Records from a dataset:
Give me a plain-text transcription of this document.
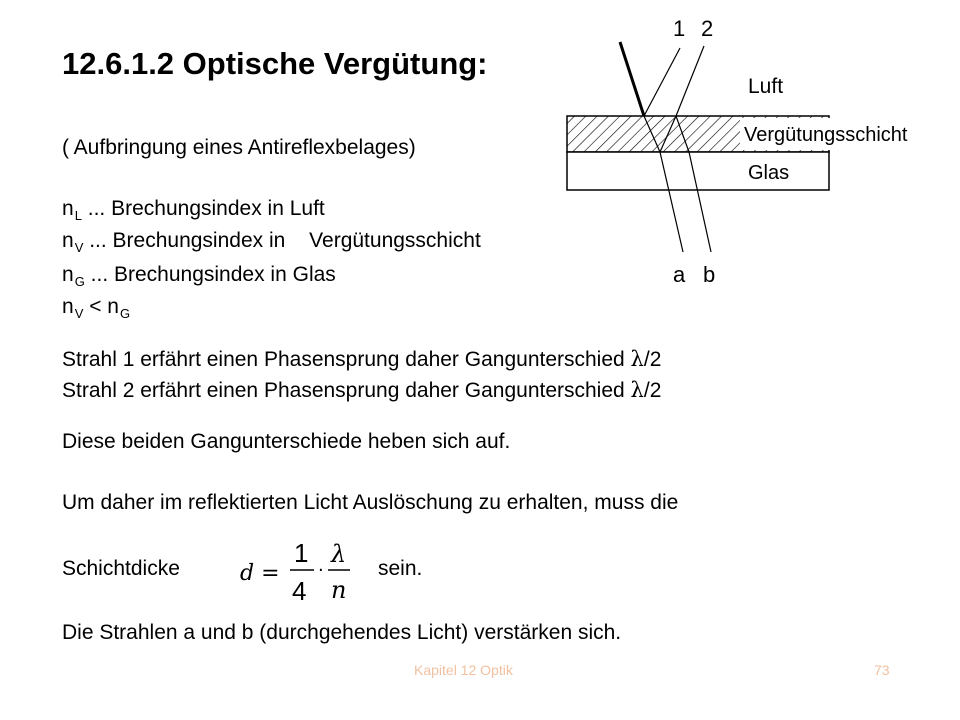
12.6.1.2 Optische Vergütung:
( Aufbringung eines Antireflexbelages)
$n_L$ ... Brechungsindex in Luft
$n_V$ ... Brechungsindex in Vergütungsschicht
$n_G$ ... Brechungsindex in Glas
$n_V < n_G$
Strahl 1 erfährt einen Phasensprung daher Gangunterschied λ/2
Strahl 2 erfährt einen Phasensprung daher Gangunterschied λ/2
Diese beiden Gangunterschiede heben sich auf.
Um daher im reflektierten Licht Auslöschung zu erhalten, muss die
Schichtdicke	sein.
d =
1
4
·
λ
n
Die Strahlen a und b (durchgehendes Licht) verstärken sich.
1 2
a b
Luft
Vergütungsschicht
Glas
Kapitel 12 Optik	73
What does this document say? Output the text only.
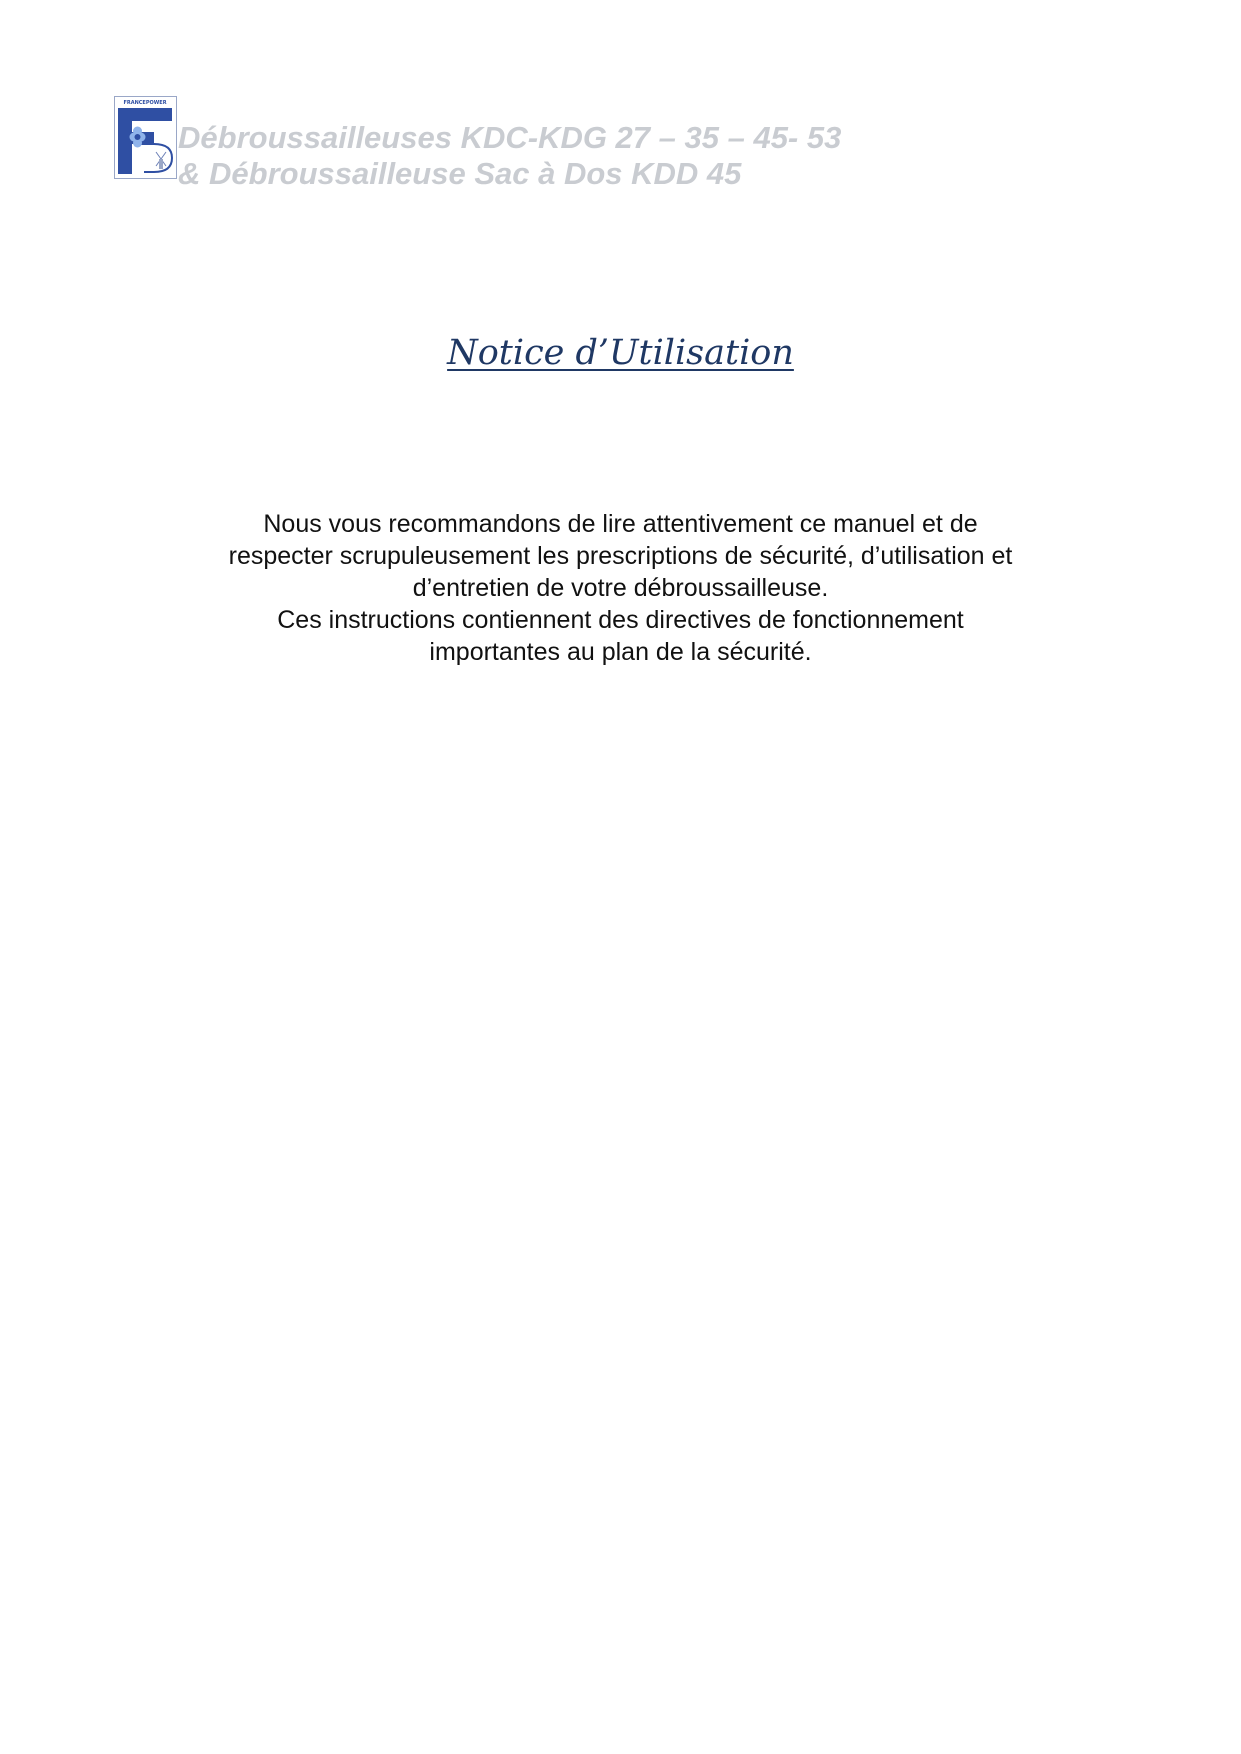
FRANCEPOWER
Débroussailleuses KDC-KDG 27 – 35 – 45- 53
& Débroussailleuse Sac à Dos KDD 45
Notice d’Utilisation
Nous vous recommandons de lire attentivement ce manuel et de
respecter scrupuleusement les prescriptions de sécurité, d’utilisation et
d’entretien de votre débroussailleuse.
Ces instructions contiennent des directives de fonctionnement
importantes au plan de la sécurité.
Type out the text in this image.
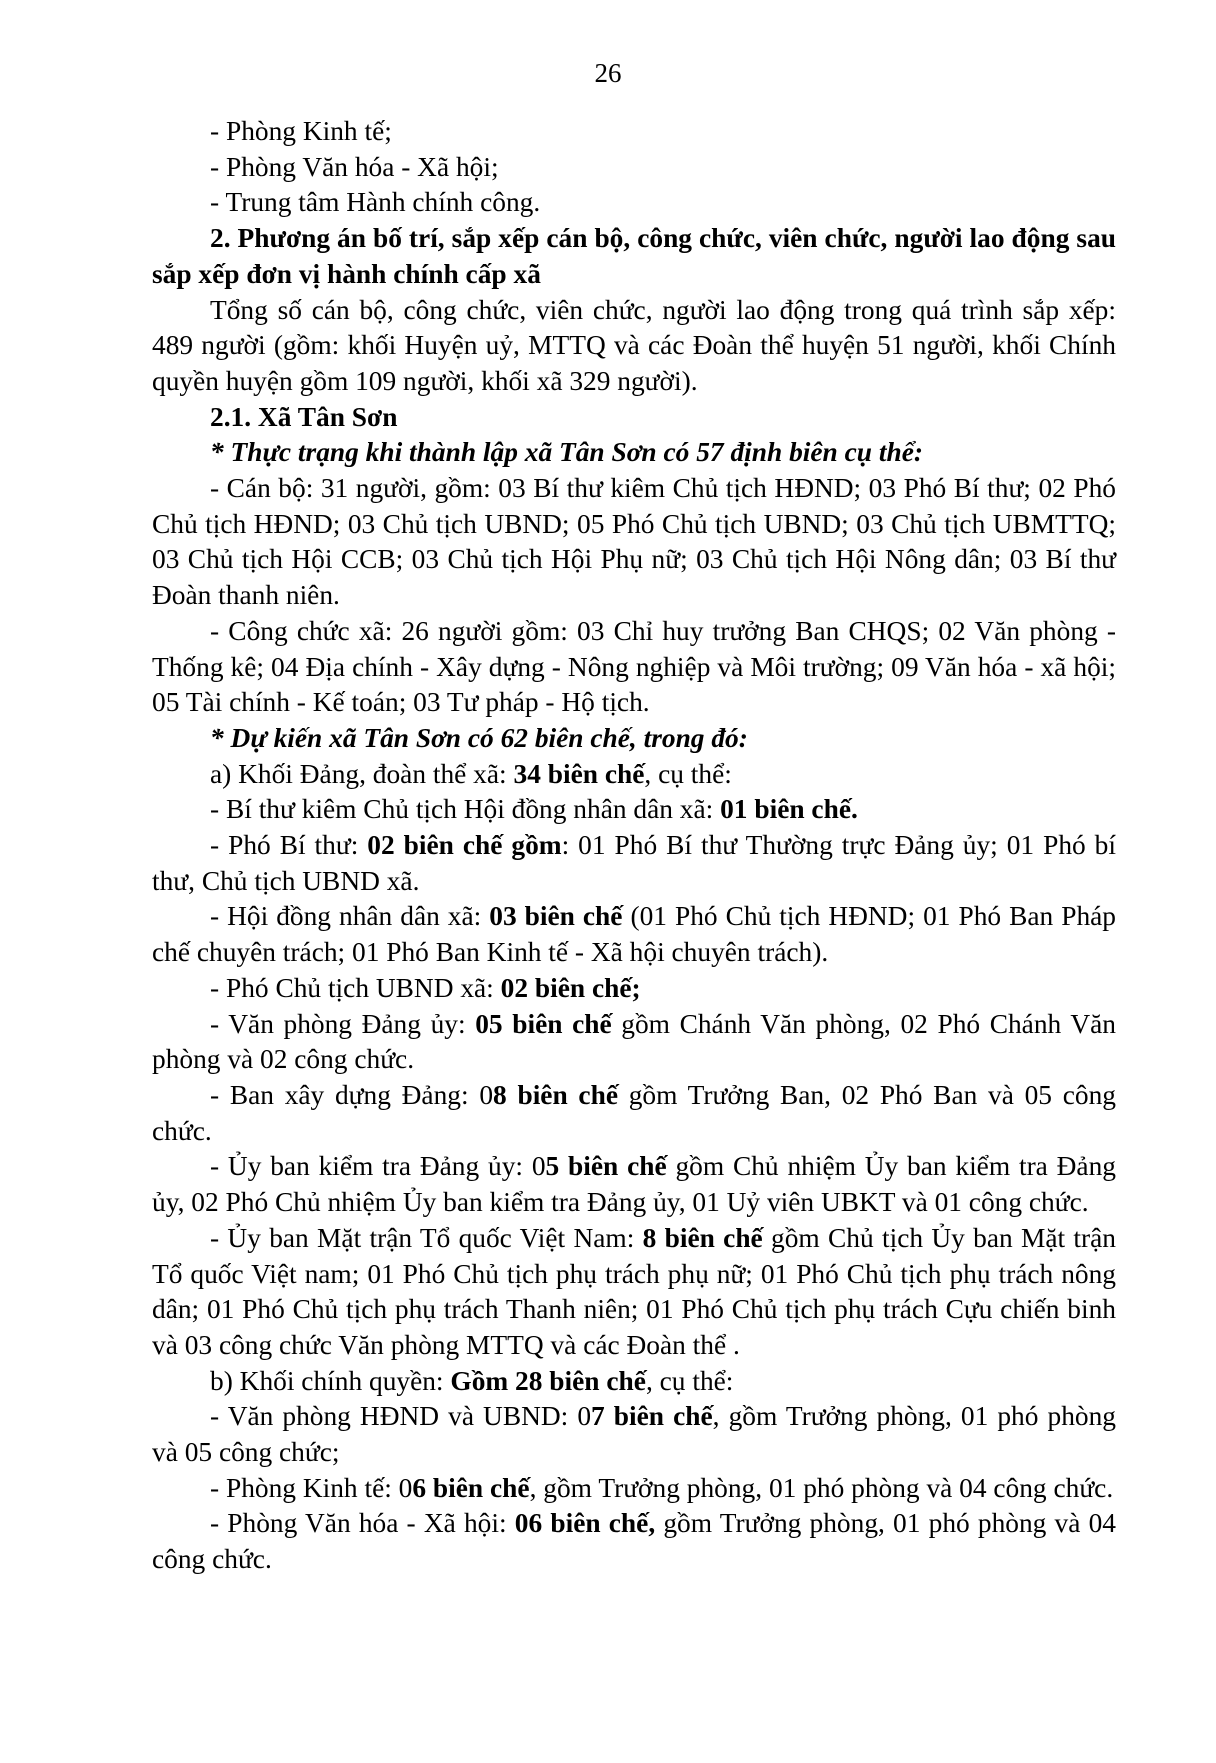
26

- Phòng Kinh tế;

- Phòng Văn hóa - Xã hội;

- Trung tâm Hành chính công.

2. Phương án bố trí, sắp xếp cán bộ, công chức, viên chức, người lao động sau sắp xếp đơn vị hành chính cấp xã

Tổng số cán bộ, công chức, viên chức, người lao động trong quá trình sắp xếp: 489 người (gồm: khối Huyện uỷ, MTTQ và các Đoàn thể huyện 51 người, khối Chính quyền huyện gồm 109 người, khối xã 329 người).

2.1. Xã Tân Sơn

* Thực trạng khi thành lập xã Tân Sơn có 57 định biên cụ thể:

- Cán bộ: 31 người, gồm: 03 Bí thư kiêm Chủ tịch HĐND; 03 Phó Bí thư; 02 Phó Chủ tịch HĐND; 03 Chủ tịch UBND; 05 Phó Chủ tịch UBND; 03 Chủ tịch UBMTTQ; 03 Chủ tịch Hội CCB; 03 Chủ tịch Hội Phụ nữ; 03 Chủ tịch Hội Nông dân; 03 Bí thư Đoàn thanh niên.

- Công chức xã: 26 người gồm: 03 Chỉ huy trưởng Ban CHQS; 02 Văn phòng - Thống kê; 04 Địa chính - Xây dựng - Nông nghiệp và Môi trường; 09 Văn hóa - xã hội; 05 Tài chính - Kế toán; 03 Tư pháp - Hộ tịch.

* Dự kiến xã Tân Sơn có 62 biên chế, trong đó:

a) Khối Đảng, đoàn thể xã: 34 biên chế, cụ thể:

- Bí thư kiêm Chủ tịch Hội đồng nhân dân xã: 01 biên chế.

- Phó Bí thư: 02 biên chế gồm: 01 Phó Bí thư Thường trực Đảng ủy; 01 Phó bí thư, Chủ tịch UBND xã.

- Hội đồng nhân dân xã: 03 biên chế (01 Phó Chủ tịch HĐND; 01 Phó Ban Pháp chế chuyên trách; 01 Phó Ban Kinh tế - Xã hội chuyên trách).

- Phó Chủ tịch UBND xã: 02 biên chế;

- Văn phòng Đảng ủy: 05 biên chế gồm Chánh Văn phòng, 02 Phó Chánh Văn phòng và 02 công chức.

- Ban xây dựng Đảng: 08 biên chế gồm Trưởng Ban, 02 Phó Ban và 05 công chức.

- Ủy ban kiểm tra Đảng ủy: 05 biên chế gồm Chủ nhiệm Ủy ban kiểm tra Đảng ủy, 02 Phó Chủ nhiệm Ủy ban kiểm tra Đảng ủy, 01 Uỷ viên UBKT và 01 công chức.

- Ủy ban Mặt trận Tổ quốc Việt Nam: 8 biên chế gồm Chủ tịch Ủy ban Mặt trận Tổ quốc Việt nam; 01 Phó Chủ tịch phụ trách phụ nữ; 01 Phó Chủ tịch phụ trách nông dân; 01 Phó Chủ tịch phụ trách Thanh niên; 01 Phó Chủ tịch phụ trách Cựu chiến binh và 03 công chức Văn phòng MTTQ và các Đoàn thể .

b) Khối chính quyền: Gồm 28 biên chế, cụ thể:

- Văn phòng HĐND và UBND: 07 biên chế, gồm Trưởng phòng, 01 phó phòng và 05 công chức;

- Phòng Kinh tế: 06 biên chế, gồm Trưởng phòng, 01 phó phòng và 04 công chức.

- Phòng Văn hóa - Xã hội: 06 biên chế, gồm Trưởng phòng, 01 phó phòng và 04 công chức.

** WHAT YOU WILL DO **
Select every line of the records holding the string "dựng".

** RESPONSE FOR THIS EXERCISE **
- Công chức xã: 26 người gồm: 03 Chỉ huy trưởng Ban CHQS; 02 Văn phòng - Thống kê; 04 Địa chính - Xây dựng - Nông nghiệp và Môi trường; 09 Văn hóa - xã hội; 05 Tài chính - Kế toán; 03 Tư pháp - Hộ tịch.
- Ban xây dựng Đảng: 08 biên chế gồm Trưởng Ban, 02 Phó Ban và 05 công chức.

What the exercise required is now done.